### EXERCISE
From the entries provided below, copy each line that contains the word "nhận".

[Stored data]
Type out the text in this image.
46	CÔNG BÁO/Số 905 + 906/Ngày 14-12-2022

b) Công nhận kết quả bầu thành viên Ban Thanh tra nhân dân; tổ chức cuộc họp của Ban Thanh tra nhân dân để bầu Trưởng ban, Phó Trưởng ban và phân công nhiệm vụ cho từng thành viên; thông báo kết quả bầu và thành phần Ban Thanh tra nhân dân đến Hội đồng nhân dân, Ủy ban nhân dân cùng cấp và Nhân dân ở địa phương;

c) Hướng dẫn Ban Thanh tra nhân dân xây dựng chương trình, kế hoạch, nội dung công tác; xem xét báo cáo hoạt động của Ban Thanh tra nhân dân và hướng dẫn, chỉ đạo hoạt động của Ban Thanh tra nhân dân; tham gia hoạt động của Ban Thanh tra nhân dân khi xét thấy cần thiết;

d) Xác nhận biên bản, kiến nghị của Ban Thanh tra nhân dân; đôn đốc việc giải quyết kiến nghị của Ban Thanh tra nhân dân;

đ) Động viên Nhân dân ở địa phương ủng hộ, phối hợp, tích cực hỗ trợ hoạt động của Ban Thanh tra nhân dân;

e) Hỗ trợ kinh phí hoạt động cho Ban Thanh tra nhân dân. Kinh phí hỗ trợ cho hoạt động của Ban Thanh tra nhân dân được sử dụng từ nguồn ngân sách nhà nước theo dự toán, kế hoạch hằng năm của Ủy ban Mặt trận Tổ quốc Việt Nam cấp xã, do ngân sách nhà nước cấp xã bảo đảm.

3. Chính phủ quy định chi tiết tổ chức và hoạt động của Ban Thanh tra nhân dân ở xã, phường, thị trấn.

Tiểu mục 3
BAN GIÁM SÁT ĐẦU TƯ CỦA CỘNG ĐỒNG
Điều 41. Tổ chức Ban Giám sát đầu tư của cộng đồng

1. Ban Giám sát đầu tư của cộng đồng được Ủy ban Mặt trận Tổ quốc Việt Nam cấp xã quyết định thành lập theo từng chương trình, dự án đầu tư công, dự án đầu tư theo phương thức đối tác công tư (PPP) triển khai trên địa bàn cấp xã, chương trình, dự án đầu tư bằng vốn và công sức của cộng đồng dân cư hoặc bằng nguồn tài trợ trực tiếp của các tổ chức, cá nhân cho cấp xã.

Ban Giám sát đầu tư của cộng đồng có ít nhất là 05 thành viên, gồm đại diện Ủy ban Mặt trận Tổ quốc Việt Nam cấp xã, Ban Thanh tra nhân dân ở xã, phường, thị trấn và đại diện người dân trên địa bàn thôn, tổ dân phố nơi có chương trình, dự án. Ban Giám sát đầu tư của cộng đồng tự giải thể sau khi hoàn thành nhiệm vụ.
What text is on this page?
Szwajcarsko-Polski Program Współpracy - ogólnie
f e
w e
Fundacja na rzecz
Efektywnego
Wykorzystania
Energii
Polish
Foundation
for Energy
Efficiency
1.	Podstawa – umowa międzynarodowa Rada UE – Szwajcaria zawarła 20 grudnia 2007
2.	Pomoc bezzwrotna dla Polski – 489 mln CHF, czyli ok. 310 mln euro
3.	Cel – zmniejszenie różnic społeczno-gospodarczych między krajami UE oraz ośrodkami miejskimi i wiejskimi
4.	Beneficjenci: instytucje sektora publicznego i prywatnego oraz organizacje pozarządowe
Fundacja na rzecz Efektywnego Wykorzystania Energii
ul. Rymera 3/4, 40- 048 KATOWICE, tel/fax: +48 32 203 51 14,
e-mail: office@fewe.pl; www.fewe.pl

### ANSWER TO THIS TASK
b) Công nhận kết quả bầu thành viên Ban Thanh tra nhân dân; tổ chức cuộc họp của Ban Thanh tra nhân dân để bầu Trưởng ban, Phó Trưởng ban và phân công nhiệm vụ cho từng thành viên; thông báo kết quả bầu và thành phần Ban Thanh tra nhân dân đến Hội đồng nhân dân, Ủy ban nhân dân cùng cấp và Nhân dân ở địa phương;
d) Xác nhận biên bản, kiến nghị của Ban Thanh tra nhân dân; đôn đốc việc giải quyết kiến nghị của Ban Thanh tra nhân dân;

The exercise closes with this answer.